→ WHAT IS NEEDED:
Report how many lines contain the word "допомогою", with no other text.

◆ ◆ ◆ ◆ ◆

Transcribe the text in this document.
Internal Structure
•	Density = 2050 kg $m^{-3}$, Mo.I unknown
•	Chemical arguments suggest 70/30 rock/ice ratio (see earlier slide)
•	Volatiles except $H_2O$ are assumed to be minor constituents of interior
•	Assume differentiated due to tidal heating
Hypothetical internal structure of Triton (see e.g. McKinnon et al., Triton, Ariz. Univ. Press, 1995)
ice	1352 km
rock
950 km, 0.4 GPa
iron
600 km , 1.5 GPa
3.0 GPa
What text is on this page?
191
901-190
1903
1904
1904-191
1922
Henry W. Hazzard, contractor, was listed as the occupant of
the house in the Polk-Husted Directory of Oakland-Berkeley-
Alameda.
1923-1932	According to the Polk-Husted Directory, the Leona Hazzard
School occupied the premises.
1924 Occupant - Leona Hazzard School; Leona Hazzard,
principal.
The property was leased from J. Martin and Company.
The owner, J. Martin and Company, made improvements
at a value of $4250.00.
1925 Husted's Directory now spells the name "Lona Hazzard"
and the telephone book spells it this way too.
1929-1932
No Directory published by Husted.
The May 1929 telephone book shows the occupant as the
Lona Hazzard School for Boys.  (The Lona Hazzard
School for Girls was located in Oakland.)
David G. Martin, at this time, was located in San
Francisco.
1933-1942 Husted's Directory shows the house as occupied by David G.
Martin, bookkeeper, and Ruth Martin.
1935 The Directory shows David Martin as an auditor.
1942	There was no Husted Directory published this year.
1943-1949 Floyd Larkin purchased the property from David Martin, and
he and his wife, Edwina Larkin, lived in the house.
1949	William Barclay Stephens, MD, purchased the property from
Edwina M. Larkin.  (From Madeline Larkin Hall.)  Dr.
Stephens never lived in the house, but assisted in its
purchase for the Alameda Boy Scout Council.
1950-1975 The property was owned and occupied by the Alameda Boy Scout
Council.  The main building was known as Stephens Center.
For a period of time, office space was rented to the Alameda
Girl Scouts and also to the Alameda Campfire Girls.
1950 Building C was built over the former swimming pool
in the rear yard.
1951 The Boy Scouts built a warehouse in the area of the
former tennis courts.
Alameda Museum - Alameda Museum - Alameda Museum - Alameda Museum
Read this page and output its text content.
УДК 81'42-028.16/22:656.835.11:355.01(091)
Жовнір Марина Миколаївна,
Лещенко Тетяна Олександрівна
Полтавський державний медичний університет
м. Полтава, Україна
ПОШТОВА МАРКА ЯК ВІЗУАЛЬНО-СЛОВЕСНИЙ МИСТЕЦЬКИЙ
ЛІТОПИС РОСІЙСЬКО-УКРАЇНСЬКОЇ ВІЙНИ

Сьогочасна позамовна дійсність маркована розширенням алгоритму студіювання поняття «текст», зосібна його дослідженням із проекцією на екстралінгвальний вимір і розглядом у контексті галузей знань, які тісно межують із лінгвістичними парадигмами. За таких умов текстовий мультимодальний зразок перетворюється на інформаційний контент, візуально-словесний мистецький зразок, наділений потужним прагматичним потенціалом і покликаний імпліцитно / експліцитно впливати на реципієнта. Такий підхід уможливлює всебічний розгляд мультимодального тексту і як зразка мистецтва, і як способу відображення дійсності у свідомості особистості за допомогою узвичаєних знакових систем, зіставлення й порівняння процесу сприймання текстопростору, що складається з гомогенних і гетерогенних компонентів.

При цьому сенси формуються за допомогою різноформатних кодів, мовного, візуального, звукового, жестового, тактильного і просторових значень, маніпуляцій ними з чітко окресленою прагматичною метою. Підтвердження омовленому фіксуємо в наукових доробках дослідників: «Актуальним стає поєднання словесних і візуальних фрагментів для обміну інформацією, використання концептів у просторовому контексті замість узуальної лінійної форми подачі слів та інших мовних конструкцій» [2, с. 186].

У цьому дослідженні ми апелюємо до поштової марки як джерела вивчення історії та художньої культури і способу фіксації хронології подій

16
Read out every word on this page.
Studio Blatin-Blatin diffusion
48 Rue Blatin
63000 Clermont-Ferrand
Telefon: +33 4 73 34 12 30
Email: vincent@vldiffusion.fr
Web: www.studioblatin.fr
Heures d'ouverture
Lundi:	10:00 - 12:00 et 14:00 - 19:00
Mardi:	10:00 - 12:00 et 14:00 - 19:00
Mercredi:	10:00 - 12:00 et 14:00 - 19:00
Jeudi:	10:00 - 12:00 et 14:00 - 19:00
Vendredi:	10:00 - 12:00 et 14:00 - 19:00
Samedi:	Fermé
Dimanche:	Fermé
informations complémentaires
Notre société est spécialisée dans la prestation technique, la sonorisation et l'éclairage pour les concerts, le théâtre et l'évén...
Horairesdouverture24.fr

◆ ◆ ◆ ◆ ◆

→ WRITTEN SOLUTION:
2